→ **Activity**: Find every line below that contains the word "blir" and copy it out.

→ **Source information**:
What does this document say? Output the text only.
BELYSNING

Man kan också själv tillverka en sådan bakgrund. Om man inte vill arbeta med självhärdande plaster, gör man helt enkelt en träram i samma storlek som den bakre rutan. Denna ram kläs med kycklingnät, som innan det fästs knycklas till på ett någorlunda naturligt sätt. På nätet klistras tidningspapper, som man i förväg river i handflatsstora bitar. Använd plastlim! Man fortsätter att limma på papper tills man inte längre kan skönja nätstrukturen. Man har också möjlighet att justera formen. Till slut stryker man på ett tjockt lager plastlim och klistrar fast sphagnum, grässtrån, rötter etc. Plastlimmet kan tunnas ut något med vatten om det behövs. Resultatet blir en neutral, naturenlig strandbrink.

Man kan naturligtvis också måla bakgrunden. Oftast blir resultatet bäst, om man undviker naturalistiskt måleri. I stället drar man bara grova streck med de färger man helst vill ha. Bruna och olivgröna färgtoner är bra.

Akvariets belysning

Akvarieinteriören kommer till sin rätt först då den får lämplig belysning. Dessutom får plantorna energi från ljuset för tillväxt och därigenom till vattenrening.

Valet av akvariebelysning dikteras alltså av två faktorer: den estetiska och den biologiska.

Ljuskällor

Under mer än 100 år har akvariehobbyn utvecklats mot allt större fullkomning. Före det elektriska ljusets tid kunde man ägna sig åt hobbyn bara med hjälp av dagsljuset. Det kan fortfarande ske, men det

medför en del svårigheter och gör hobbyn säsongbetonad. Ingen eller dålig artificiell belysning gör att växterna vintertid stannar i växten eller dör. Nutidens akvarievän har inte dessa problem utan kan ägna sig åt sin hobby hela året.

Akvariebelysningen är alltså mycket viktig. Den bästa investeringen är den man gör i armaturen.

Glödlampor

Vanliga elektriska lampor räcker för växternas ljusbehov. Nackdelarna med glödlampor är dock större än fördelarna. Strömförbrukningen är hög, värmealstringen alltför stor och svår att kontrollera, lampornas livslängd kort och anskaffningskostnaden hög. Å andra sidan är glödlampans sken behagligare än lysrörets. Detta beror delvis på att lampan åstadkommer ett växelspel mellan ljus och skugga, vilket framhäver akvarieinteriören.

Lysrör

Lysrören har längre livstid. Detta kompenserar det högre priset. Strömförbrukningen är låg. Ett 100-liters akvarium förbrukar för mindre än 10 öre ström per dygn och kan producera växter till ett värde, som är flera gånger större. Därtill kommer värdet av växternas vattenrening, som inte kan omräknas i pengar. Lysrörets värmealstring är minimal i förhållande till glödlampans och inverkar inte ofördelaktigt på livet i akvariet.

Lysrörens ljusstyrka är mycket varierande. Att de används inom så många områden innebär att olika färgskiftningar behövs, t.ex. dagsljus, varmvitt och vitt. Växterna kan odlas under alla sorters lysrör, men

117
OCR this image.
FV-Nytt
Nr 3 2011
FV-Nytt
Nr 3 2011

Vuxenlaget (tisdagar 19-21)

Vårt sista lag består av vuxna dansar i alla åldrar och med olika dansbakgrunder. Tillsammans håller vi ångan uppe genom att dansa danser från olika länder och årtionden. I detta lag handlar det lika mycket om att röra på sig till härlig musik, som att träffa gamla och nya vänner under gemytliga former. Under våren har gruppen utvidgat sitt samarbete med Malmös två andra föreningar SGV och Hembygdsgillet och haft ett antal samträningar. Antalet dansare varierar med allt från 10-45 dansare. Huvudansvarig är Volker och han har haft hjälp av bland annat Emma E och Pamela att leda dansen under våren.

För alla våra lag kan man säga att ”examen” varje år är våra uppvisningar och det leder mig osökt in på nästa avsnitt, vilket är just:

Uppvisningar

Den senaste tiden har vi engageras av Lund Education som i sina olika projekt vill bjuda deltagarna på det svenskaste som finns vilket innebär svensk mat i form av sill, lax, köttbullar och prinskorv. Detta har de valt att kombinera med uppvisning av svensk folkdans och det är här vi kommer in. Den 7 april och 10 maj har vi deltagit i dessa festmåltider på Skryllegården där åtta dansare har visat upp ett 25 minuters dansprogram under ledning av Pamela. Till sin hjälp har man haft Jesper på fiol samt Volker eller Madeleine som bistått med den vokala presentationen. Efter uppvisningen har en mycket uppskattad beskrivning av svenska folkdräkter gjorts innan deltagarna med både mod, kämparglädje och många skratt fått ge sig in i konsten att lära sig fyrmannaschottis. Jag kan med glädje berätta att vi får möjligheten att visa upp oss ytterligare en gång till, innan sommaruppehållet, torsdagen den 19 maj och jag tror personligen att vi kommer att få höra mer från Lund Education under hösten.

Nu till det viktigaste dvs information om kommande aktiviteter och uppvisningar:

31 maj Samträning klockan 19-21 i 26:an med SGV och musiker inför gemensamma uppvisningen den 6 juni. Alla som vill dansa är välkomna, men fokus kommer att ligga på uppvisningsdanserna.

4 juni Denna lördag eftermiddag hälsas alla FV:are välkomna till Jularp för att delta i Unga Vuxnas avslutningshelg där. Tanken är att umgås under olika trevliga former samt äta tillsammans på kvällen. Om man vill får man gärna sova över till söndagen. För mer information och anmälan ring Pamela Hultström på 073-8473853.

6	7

→ **Answer to the problem**:
Man kan också själv tillverka en sådan bakgrund. Om man inte vill arbeta med självhärdande plaster, gör man helt enkelt en träram i samma storlek som den bakre rutan. Denna ram kläs med kycklingnät, som innan det fästs knycklas till på ett någorlunda naturligt sätt. På nätet klistras tidningspapper, som man i förväg river i handflatsstora bitar. Använd plastlim! Man fortsätter att limma på papper tills man inte längre kan skönja nätstrukturen. Man har också möjlighet att justera formen. Till slut stryker man på ett tjockt lager plastlim och klistrar fast sphagnum, grässtrån, rötter etc. Plastlimmet kan tunnas ut något med vatten om det behövs. Resultatet blir en neutral, naturenlig strandbrink.
Man kan naturligtvis också måla bakgrunden. Oftast blir resultatet bäst, om man undviker naturalistiskt måleri. I stället drar man bara grova streck med de färger man helst vill ha. Bruna och olivgröna färgtoner är bra.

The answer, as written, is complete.